INSTRUCTIONS FOR THE TASK: Take each line containing the word "support" and copy it.

Records from a dataset:
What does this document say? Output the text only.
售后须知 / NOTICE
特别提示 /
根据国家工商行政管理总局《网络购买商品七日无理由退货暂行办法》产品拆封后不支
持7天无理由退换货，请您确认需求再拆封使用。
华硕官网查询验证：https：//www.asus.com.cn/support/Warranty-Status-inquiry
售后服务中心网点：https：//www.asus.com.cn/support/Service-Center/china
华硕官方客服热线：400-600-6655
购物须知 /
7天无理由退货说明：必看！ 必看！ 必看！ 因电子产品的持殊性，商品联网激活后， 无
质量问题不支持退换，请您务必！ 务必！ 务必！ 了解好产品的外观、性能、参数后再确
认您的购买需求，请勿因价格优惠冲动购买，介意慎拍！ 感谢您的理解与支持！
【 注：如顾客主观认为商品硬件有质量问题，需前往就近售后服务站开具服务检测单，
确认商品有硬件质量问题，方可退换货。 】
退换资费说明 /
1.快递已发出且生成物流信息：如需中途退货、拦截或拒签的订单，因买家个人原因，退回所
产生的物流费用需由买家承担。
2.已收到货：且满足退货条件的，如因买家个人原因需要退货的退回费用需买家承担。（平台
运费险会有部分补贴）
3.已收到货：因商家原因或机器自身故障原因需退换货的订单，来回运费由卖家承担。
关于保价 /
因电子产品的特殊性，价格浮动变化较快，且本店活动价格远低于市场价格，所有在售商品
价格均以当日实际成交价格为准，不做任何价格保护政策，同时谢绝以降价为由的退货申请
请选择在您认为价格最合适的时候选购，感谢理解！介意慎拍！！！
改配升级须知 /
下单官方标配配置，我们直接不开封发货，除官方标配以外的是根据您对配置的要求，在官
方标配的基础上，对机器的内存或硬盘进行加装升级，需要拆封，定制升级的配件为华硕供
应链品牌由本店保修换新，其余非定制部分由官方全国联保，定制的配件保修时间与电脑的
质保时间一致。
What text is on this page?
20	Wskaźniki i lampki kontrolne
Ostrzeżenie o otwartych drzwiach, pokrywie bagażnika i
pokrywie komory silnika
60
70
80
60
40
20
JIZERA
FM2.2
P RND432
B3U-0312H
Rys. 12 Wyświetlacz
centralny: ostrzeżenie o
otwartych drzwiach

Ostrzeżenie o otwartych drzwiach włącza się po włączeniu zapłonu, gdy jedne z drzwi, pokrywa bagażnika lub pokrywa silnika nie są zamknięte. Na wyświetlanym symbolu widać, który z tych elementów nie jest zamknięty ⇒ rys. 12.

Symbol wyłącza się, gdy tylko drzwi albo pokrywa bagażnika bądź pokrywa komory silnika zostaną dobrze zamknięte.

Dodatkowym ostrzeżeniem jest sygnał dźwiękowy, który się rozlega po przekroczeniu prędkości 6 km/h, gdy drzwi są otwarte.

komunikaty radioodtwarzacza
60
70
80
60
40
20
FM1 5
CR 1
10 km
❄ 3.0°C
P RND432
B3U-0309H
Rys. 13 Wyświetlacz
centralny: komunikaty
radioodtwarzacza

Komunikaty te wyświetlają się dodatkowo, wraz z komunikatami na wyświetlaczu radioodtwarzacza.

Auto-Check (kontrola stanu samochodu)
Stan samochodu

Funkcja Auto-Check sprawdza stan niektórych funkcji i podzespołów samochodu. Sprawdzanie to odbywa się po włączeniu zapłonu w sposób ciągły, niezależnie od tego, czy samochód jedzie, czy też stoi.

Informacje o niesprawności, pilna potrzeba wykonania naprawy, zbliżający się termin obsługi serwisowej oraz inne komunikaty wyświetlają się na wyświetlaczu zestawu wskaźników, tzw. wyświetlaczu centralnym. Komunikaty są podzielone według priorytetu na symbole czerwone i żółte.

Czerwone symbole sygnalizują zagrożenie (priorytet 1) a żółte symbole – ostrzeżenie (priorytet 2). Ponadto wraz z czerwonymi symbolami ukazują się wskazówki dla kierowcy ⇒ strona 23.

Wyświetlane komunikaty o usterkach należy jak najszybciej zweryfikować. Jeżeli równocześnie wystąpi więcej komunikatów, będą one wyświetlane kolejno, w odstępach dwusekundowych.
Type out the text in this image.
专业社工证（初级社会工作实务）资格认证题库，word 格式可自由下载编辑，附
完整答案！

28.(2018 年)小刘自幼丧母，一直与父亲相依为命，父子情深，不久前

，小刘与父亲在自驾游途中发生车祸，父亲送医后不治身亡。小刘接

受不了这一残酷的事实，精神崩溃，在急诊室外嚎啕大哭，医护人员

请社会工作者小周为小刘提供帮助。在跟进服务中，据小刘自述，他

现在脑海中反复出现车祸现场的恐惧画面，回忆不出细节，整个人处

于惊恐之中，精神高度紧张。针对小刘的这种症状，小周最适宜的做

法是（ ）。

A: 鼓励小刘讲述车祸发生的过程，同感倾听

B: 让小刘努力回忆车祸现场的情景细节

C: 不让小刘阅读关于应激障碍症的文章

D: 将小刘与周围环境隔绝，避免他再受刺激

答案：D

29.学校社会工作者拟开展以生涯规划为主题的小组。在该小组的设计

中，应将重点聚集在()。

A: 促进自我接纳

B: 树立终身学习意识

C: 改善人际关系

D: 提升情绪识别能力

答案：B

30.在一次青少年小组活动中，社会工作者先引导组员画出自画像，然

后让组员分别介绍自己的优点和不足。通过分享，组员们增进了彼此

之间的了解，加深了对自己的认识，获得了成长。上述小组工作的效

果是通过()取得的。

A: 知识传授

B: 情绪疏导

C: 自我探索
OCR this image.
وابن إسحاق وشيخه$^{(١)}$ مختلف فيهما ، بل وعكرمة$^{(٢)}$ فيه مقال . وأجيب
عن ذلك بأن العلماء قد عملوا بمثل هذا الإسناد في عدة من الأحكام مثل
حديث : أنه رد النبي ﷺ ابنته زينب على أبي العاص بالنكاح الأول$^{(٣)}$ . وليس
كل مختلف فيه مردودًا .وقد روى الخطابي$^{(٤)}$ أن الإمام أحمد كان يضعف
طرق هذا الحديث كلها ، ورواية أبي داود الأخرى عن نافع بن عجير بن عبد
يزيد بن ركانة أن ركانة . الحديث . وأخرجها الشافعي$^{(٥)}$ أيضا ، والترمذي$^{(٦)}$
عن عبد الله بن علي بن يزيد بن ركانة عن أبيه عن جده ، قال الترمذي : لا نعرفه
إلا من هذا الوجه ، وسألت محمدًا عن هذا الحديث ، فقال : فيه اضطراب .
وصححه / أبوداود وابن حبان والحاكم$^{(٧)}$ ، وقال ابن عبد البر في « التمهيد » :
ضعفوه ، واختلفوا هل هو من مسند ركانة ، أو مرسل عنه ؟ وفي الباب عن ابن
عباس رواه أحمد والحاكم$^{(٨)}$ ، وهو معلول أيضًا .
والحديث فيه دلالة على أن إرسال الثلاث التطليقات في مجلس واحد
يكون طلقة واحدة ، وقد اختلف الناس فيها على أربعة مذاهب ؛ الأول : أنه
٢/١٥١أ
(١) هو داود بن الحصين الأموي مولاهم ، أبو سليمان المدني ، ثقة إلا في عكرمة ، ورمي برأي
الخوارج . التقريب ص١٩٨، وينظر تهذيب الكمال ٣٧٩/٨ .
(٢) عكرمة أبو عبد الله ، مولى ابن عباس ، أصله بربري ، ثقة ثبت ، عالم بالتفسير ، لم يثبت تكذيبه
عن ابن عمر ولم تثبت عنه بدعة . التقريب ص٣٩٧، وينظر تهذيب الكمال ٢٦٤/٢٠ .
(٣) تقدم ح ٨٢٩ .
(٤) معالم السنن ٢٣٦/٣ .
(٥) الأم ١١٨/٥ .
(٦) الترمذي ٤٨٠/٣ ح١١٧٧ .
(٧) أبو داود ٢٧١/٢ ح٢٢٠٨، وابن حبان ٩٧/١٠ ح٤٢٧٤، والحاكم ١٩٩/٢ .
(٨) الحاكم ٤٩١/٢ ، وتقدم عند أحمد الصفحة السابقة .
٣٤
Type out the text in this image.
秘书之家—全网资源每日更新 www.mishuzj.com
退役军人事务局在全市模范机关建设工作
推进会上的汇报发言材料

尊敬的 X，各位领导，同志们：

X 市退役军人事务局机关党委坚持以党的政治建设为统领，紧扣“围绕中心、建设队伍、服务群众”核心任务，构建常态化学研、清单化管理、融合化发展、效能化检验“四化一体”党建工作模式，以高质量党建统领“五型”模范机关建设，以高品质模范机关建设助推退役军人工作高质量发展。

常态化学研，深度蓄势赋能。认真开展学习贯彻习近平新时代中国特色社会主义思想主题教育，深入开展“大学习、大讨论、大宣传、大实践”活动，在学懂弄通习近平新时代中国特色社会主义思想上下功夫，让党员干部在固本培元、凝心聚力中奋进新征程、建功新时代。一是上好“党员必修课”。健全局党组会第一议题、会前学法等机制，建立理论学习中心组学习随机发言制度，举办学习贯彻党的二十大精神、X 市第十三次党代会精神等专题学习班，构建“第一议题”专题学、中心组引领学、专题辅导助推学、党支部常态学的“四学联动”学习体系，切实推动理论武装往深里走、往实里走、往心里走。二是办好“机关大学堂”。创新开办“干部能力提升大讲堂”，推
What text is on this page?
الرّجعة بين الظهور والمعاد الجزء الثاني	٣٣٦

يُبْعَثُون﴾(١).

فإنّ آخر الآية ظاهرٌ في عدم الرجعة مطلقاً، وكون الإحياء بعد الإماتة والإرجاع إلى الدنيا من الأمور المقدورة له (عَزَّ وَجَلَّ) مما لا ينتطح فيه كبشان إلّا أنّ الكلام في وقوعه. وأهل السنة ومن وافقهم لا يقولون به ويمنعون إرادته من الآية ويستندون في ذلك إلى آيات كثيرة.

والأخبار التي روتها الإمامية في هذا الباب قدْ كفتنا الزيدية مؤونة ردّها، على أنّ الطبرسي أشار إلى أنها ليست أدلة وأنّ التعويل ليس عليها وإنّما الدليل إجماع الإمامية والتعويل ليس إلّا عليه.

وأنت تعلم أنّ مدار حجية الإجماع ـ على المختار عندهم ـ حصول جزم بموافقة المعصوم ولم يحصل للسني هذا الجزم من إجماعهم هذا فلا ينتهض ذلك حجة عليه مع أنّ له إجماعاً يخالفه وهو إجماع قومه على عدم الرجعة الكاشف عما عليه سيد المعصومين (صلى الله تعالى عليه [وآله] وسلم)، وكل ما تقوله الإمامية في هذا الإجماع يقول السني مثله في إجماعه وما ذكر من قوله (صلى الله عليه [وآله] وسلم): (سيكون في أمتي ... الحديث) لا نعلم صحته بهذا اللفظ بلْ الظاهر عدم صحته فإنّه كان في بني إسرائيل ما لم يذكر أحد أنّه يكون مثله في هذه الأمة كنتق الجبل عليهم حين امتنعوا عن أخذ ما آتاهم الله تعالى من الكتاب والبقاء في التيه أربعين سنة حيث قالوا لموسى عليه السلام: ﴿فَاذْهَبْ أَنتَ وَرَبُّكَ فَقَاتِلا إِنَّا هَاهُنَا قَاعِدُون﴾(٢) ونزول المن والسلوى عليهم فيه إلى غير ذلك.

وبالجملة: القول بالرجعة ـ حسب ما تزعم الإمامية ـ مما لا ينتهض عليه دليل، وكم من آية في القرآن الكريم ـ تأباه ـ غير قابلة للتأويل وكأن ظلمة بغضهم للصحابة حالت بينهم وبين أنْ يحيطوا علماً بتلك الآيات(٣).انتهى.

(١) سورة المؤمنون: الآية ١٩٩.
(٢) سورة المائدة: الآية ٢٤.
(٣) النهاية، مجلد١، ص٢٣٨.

SOLUTION TO THE PROBLEM:
华硕官网查询验证：https：//www.asus.com.cn/support/Warranty-Status-inquiry
售后服务中心网点：https：//www.asus.com.cn/support/Service-Center/china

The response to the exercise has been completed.